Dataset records

=====

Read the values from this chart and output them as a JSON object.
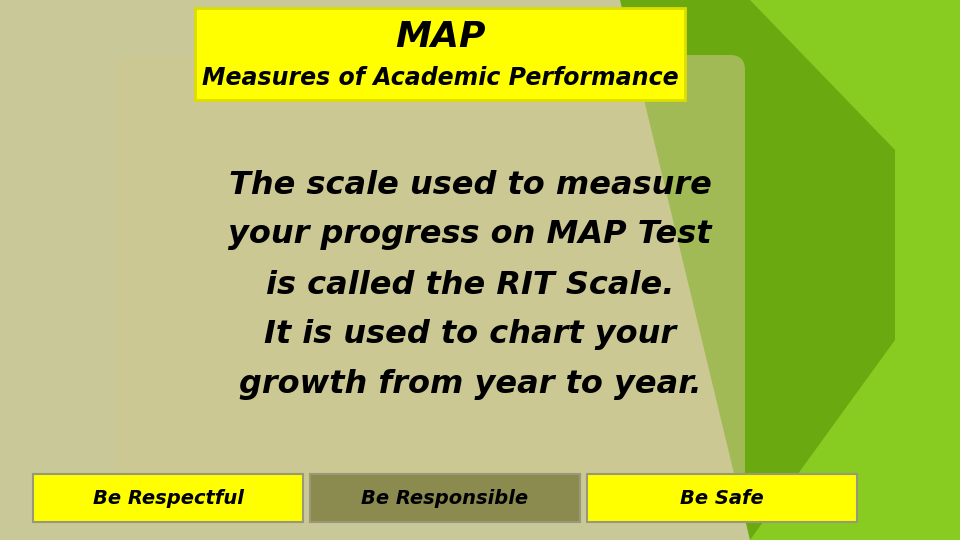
{
  "background_color": "#c8c898",
  "title_box_color": "#ffff00",
  "title_text": "MAP",
  "subtitle_text": "Measures of Academic Performance",
  "title_fontsize": 26,
  "subtitle_fontsize": 17,
  "main_text_line1": "The scale used to measure",
  "main_text_line2": "your progress on MAP Test",
  "main_text_line3": "is called the RIT Scale.",
  "main_text_line4": "It is used to chart your",
  "main_text_line5": "growth from year to year.",
  "main_fontsize": 23,
  "main_text_color": "#000000",
  "green_light": "#88cc22",
  "green_dark": "#6aaa10",
  "green_strip": "#80be18",
  "button_bg_left": "#ffff00",
  "button_bg_mid": "#8b8b50",
  "button_bg_right": "#ffff00",
  "button_text_left": "Be Respectful",
  "button_text_mid": "Be Responsible",
  "button_text_right": "Be Safe",
  "button_fontsize": 14
}
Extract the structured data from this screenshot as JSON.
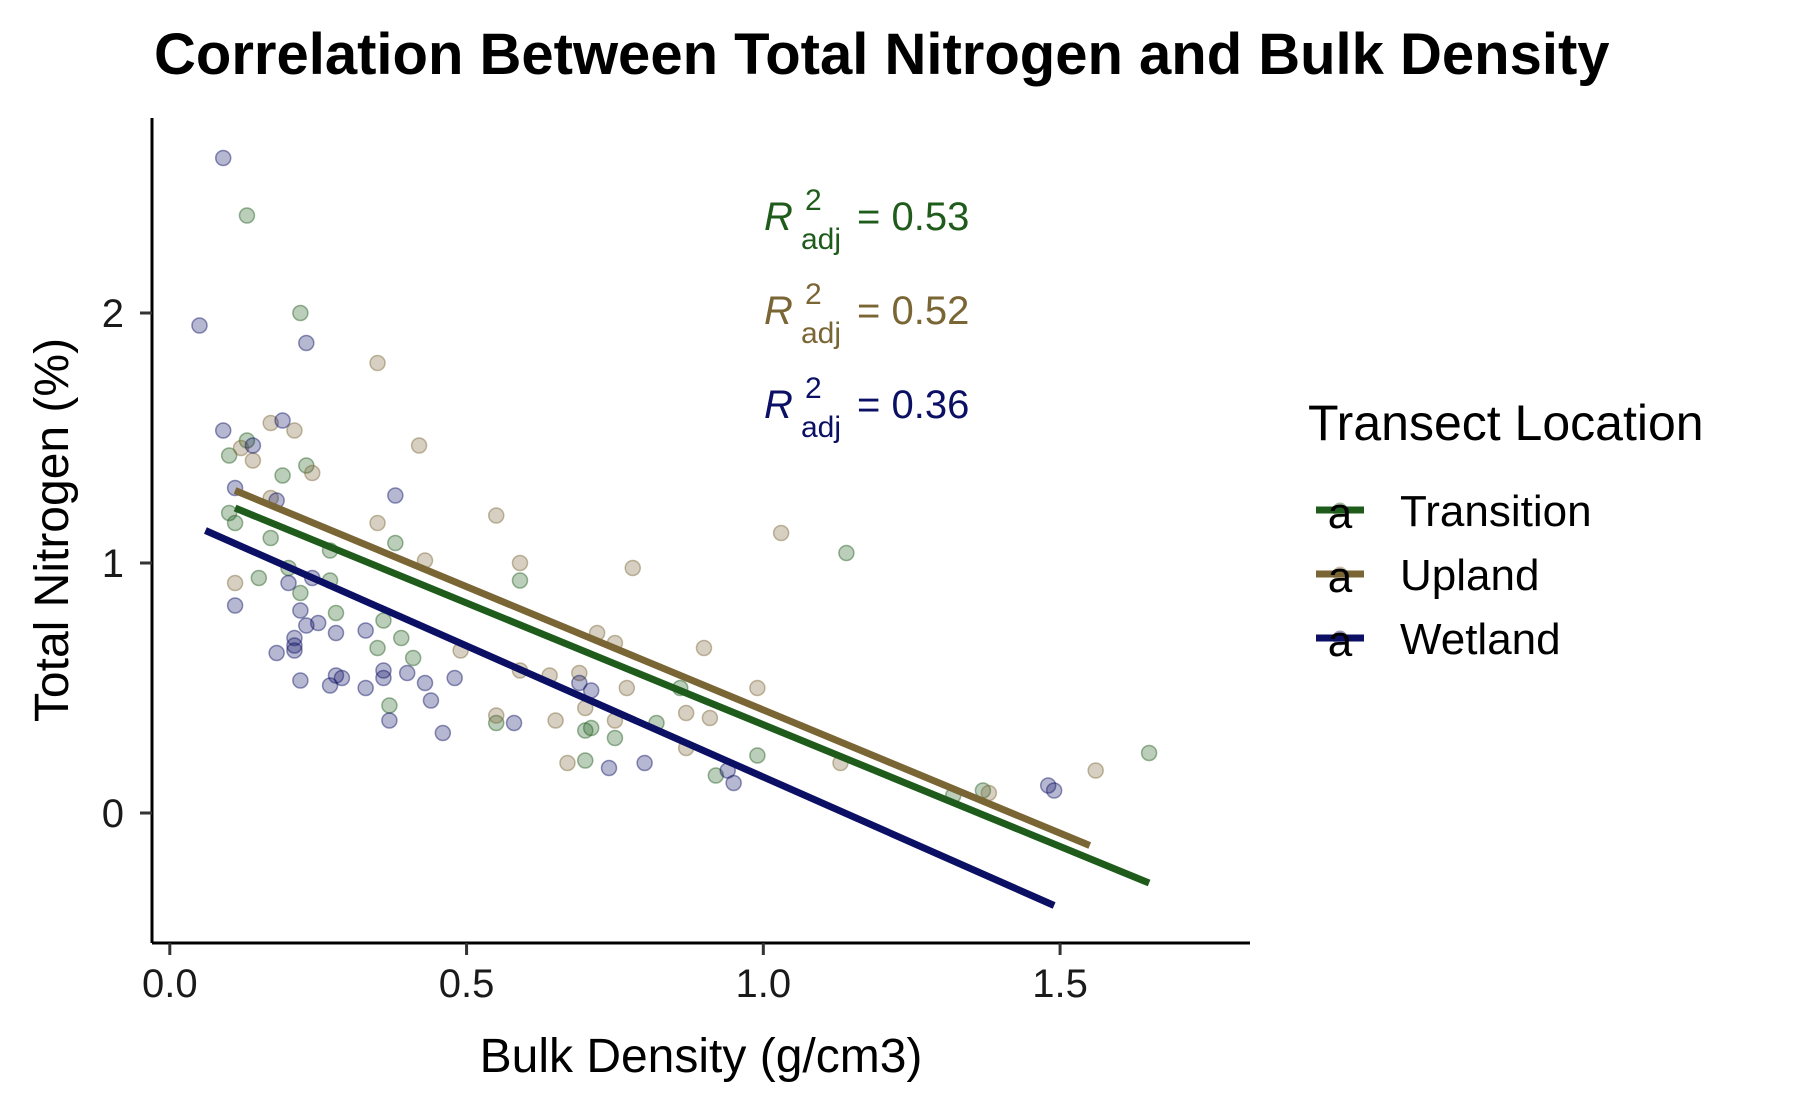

=====

→ **WHAT THE TASK REQUIRES**: Without the images, write out each line of the data verbatim.

→ **FINISHED TASK**:
Read the values from this chart and output them as a JSON object.
{
  "background_color": "#c8c898",
  "title_box_color": "#ffff00",
  "title_text": "MAP",
  "subtitle_text": "Measures of Academic Performance",
  "title_fontsize": 26,
  "subtitle_fontsize": 17,
  "main_text_line1": "The scale used to measure",
  "main_text_line2": "your progress on MAP Test",
  "main_text_line3": "is called the RIT Scale.",
  "main_text_line4": "It is used to chart your",
  "main_text_line5": "growth from year to year.",
  "main_fontsize": 23,
  "main_text_color": "#000000",
  "green_light": "#88cc22",
  "green_dark": "#6aaa10",
  "green_strip": "#80be18",
  "button_bg_left": "#ffff00",
  "button_bg_mid": "#8b8b50",
  "button_bg_right": "#ffff00",
  "button_text_left": "Be Respectful",
  "button_text_mid": "Be Responsible",
  "button_text_right": "Be Safe",
  "button_fontsize": 14
}
Extract the structured data from this screenshot as JSON.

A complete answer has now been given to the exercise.